# Angeln am Bassin des Mouettes bei Louterburg



## Mc.Luz (25. Juni 2012)

Hallo zusammen

Nachdem ich 2mal an der Sauer bei Munchhausen Schneider geblieben bin |rolleyes  möchte ich mein Glück nun mal am "Bassin des Mouettes" bei Louterburg versuchen.
Kann mir jemand dazu ein paar Tipps geben?
Zielfisch wäre Barsch und Zander, evtl. Hecht.
Wo sind gute Stellen?
Was darf an Gerät verwendet werden?
Was hat sich bewährt?

Karten gibt es ja in Louterburg beim Tabac Fetsch. Was kostet die Tageskarte?

Gibt es noch ein gutes Gewässer auf der Karte?
Die Grube Epple bei Seltz soll ja nicht soooo gut gehen.

Vielen Dank für eure Hilfe! #6


----------



## ralle (25. Juni 2012)

*AW: Angeln am Bassin des Mouettes bei Louterburg*

Herzlich Willkommen an Board !!

Ich hoffe du bekommst deinen Input.


----------



## howmuchisthefish (2. Januar 2014)

*AW: Angeln am Bassin des Mouettes bei Louterburg*

Hallo,

kann man die Jahreskarte auch direkt ohne Bestellung beim Fetsch kaufen?

Hier kann man sich ja in ganz Frankreich welche bestellen und selber abholen: http://de.cartedepeche.fr/

Jahreskarte liegt nun bei 90€. Gibt noch 2 Zusatzoptionen die man buchen kann, je 25€. Was genau bringen mir diese Optionen? Verstehe da nur was von der Vereinigung der ganzen Vereine und deren Gewässer...

VORLIEGENDES MATERIAL

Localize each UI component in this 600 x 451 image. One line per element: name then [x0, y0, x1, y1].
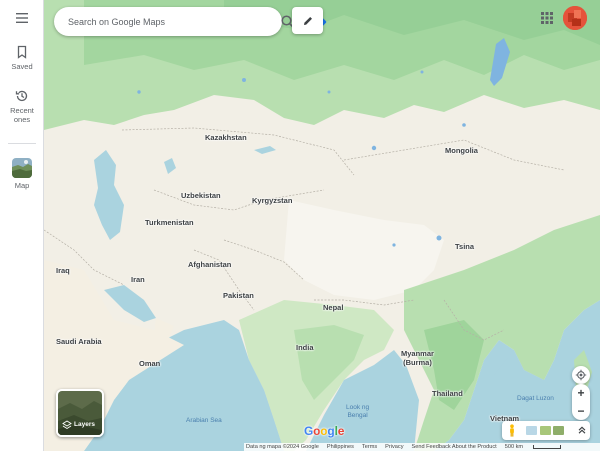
layers-label: Layers: [74, 421, 95, 428]
place-label-nepal[interactable]: Nepal: [323, 303, 343, 312]
search-input[interactable]: [68, 16, 218, 27]
history-icon: [15, 90, 28, 102]
layers-button[interactable]: Layers: [56, 389, 104, 437]
avatar[interactable]: [563, 6, 587, 30]
google-logo: Google: [304, 424, 345, 438]
privacy-link[interactable]: Privacy: [385, 444, 403, 450]
place-label-india[interactable]: India: [296, 343, 314, 352]
saved-label: Saved: [11, 62, 33, 71]
imagery-thumbnail-1[interactable]: [526, 426, 537, 435]
place-label-saudi-arabia[interactable]: Saudi Arabia: [56, 337, 102, 346]
pencil-icon: [303, 16, 312, 25]
terms-link[interactable]: Terms: [362, 444, 377, 450]
place-label-tsina[interactable]: Tsina: [455, 242, 474, 251]
place-label-oman[interactable]: Oman: [139, 359, 160, 368]
place-label-afghanistan[interactable]: Afghanistan: [188, 260, 231, 269]
place-label-myanmar[interactable]: Myanmar (Burma): [401, 349, 434, 367]
place-label-dagat-luzon: Dagat Luzon: [517, 395, 554, 402]
street-view-bar: [502, 421, 590, 440]
imagery-thumbnail-3[interactable]: [553, 426, 564, 435]
recent-label: Recent ones: [10, 106, 34, 124]
apps-grid-icon[interactable]: [540, 11, 554, 25]
menu-button[interactable]: [0, 12, 44, 32]
map-canvas[interactable]: Kazakhstan Mongolia Uzbekistan Kyrgyzsta…: [44, 0, 600, 451]
place-label-pakistan[interactable]: Pakistan: [223, 291, 254, 300]
map-data-attribution: Data ng mapa ©2024 Google: [246, 444, 319, 450]
place-label-iran[interactable]: Iran: [131, 275, 145, 284]
imagery-thumbnail-2[interactable]: [540, 426, 551, 435]
map-thumbnail: [12, 158, 32, 178]
place-label-uzbekistan[interactable]: Uzbekistan: [181, 191, 221, 200]
place-label-turkmenistan[interactable]: Turkmenistan: [145, 218, 194, 227]
place-label-thailand[interactable]: Thailand: [432, 389, 463, 398]
pegman-icon[interactable]: [508, 424, 516, 437]
place-label-kazakhstan[interactable]: Kazakhstan: [205, 133, 247, 142]
bookmark-icon: [17, 45, 27, 59]
layers-icon: [62, 420, 72, 430]
scale-label[interactable]: 500 km: [505, 444, 569, 450]
rail-divider: [8, 143, 36, 144]
saved-button[interactable]: Saved: [0, 45, 44, 71]
zoom-in-button[interactable]: +: [577, 384, 584, 402]
hamburger-menu-icon: [16, 13, 28, 23]
my-location-button[interactable]: [572, 366, 590, 384]
map-label: Map: [14, 181, 30, 190]
footer-bar: Data ng mapa ©2024 Google Philippines Te…: [244, 443, 600, 451]
search-box[interactable]: [54, 7, 327, 36]
place-label-mongolia[interactable]: Mongolia: [445, 146, 478, 155]
scale-bar: [533, 444, 562, 449]
layers-thumbnail: [58, 391, 102, 435]
chevron-up-icon[interactable]: [577, 425, 587, 435]
zoom-out-button[interactable]: −: [577, 402, 584, 420]
zoom-control: + −: [572, 384, 590, 420]
place-label-iraq[interactable]: Iraq: [56, 266, 70, 275]
my-location-icon: [575, 369, 587, 381]
place-label-arabian-sea: Arabian Sea: [186, 417, 222, 424]
scale-text: 500 km: [504, 444, 524, 450]
place-label-kyrgyzstan[interactable]: Kyrgyzstan: [252, 196, 292, 205]
place-label-look-ng-bengal: Look ng Bengal: [346, 404, 370, 419]
country-link[interactable]: Philippines: [327, 444, 354, 450]
map-button[interactable]: Map: [0, 158, 44, 190]
recent-button[interactable]: Recent ones: [0, 89, 44, 124]
left-rail: Saved Recent ones Map: [0, 0, 44, 451]
send-feedback-link[interactable]: Send Feedback About the Product: [412, 444, 497, 450]
edit-button[interactable]: [292, 7, 323, 34]
map-terrain: [44, 0, 600, 451]
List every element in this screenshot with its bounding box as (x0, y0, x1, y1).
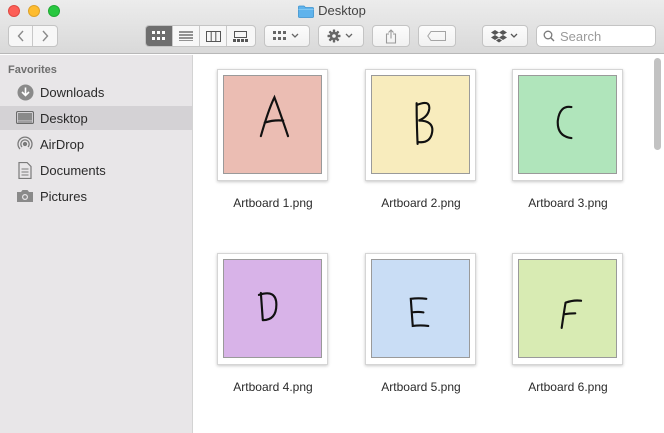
gallery-view-button[interactable] (227, 26, 254, 46)
file-thumbnail[interactable] (217, 253, 328, 365)
sidebar-item-pictures[interactable]: Pictures (0, 184, 192, 208)
forward-button[interactable] (33, 26, 57, 46)
desktop-icon (16, 109, 34, 127)
file-thumbnail[interactable] (365, 253, 476, 365)
window-title: Desktop (0, 3, 664, 19)
artboard-preview (371, 75, 470, 174)
letter-a-drawing (259, 94, 290, 138)
sidebar-item-label: Downloads (40, 84, 105, 100)
artboard-preview (223, 75, 322, 174)
letter-f-drawing (560, 299, 583, 329)
letter-c-drawing (556, 105, 573, 140)
artboard-preview (371, 259, 470, 358)
file-name[interactable]: Artboard 2.png (346, 196, 496, 210)
letter-d-drawing (257, 291, 278, 322)
search-field[interactable]: Search (536, 25, 656, 47)
window-title-text: Desktop (318, 3, 366, 18)
file-name[interactable]: Artboard 1.png (198, 196, 348, 210)
sidebar-item-label: AirDrop (40, 136, 85, 152)
letter-e-drawing (409, 297, 430, 328)
documents-icon (16, 161, 34, 179)
group-grid-icon (273, 31, 299, 40)
group-by-button[interactable] (264, 25, 310, 47)
column-view-button[interactable] (200, 26, 227, 46)
dropbox-button[interactable] (482, 25, 528, 47)
vertical-scrollbar[interactable] (654, 58, 661, 150)
sidebar-item-label: Pictures (40, 188, 87, 204)
file-name[interactable]: Artboard 5.png (346, 380, 496, 394)
share-icon (385, 28, 397, 44)
list-view-button[interactable] (173, 26, 200, 46)
finder-window: Desktop Search Favorites Downloads Deskt… (0, 0, 664, 433)
sidebar: Favorites Downloads Desktop AirDrop Docu… (0, 55, 193, 433)
action-menu-button[interactable] (318, 25, 364, 47)
file-thumbnail[interactable] (365, 69, 476, 181)
sidebar-section-header: Favorites (8, 64, 57, 76)
download-icon (16, 83, 34, 101)
title-bar: Desktop Search (0, 0, 664, 54)
file-thumbnail[interactable] (217, 69, 328, 181)
airdrop-icon (16, 135, 34, 153)
sidebar-item-desktop[interactable]: Desktop (0, 106, 192, 130)
icon-view-button[interactable] (146, 26, 173, 46)
artboard-preview (518, 259, 617, 358)
dropbox-icon (491, 30, 518, 43)
nav-buttons (8, 25, 58, 47)
file-name[interactable]: Artboard 4.png (198, 380, 348, 394)
view-mode-control (145, 25, 256, 47)
sidebar-item-label: Documents (40, 162, 106, 178)
search-placeholder: Search (560, 28, 602, 44)
chevron-right-icon (42, 30, 49, 42)
sidebar-item-downloads[interactable]: Downloads (0, 80, 192, 104)
folder-icon (298, 5, 315, 18)
grid-icon (152, 31, 165, 40)
sidebar-item-airdrop[interactable]: AirDrop (0, 132, 192, 156)
tags-button[interactable] (418, 25, 456, 47)
gallery-icon (233, 30, 248, 42)
sidebar-item-documents[interactable]: Documents (0, 158, 192, 182)
artboard-preview (518, 75, 617, 174)
gear-icon (327, 29, 353, 43)
chevron-left-icon (17, 30, 24, 42)
letter-b-drawing (415, 101, 434, 145)
file-thumbnail[interactable] (512, 69, 623, 181)
columns-icon (205, 30, 221, 42)
share-button[interactable] (372, 25, 410, 47)
list-icon (179, 31, 193, 41)
camera-icon (16, 187, 34, 205)
file-name[interactable]: Artboard 3.png (493, 196, 643, 210)
tag-icon (427, 31, 446, 41)
file-name[interactable]: Artboard 6.png (493, 380, 643, 394)
sidebar-item-label: Desktop (40, 110, 88, 126)
file-thumbnail[interactable] (512, 253, 623, 365)
artboard-preview (223, 259, 322, 358)
search-icon (543, 30, 555, 42)
back-button[interactable] (9, 26, 33, 46)
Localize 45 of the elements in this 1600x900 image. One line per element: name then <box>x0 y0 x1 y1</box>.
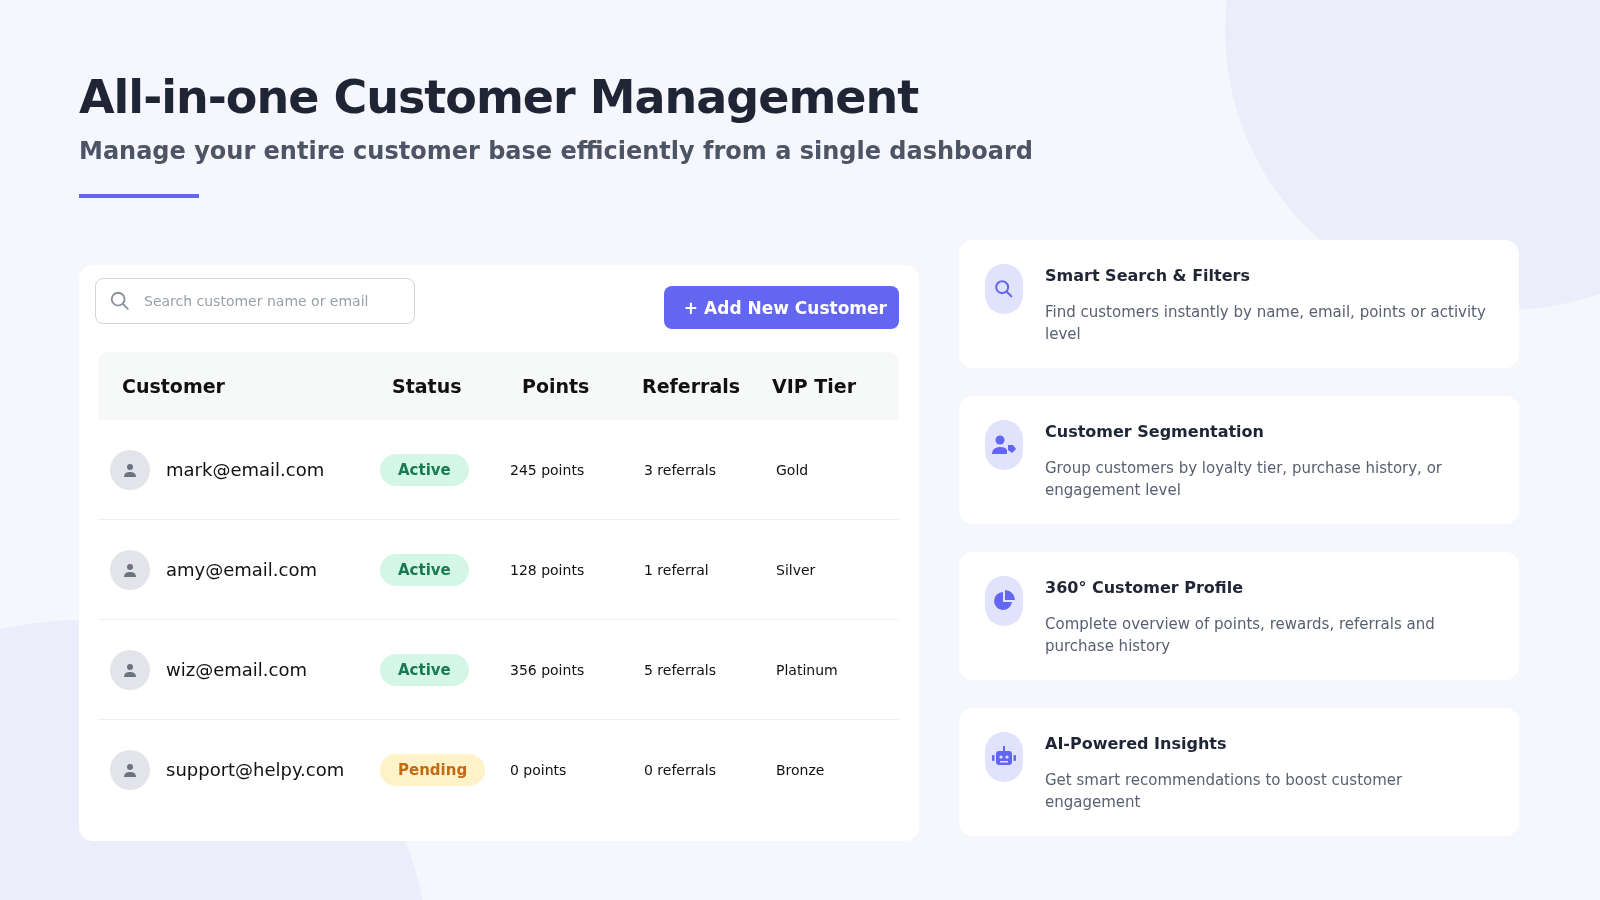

AUFGABE
Übersetze den Satz „Karten gibt es ja in Louterburg beim Tabac Fetsch.“ aus dem Textauszug ins Englische.

LÖSUNG
As you know, permits are available in Louterburg at Tabac Fetsch.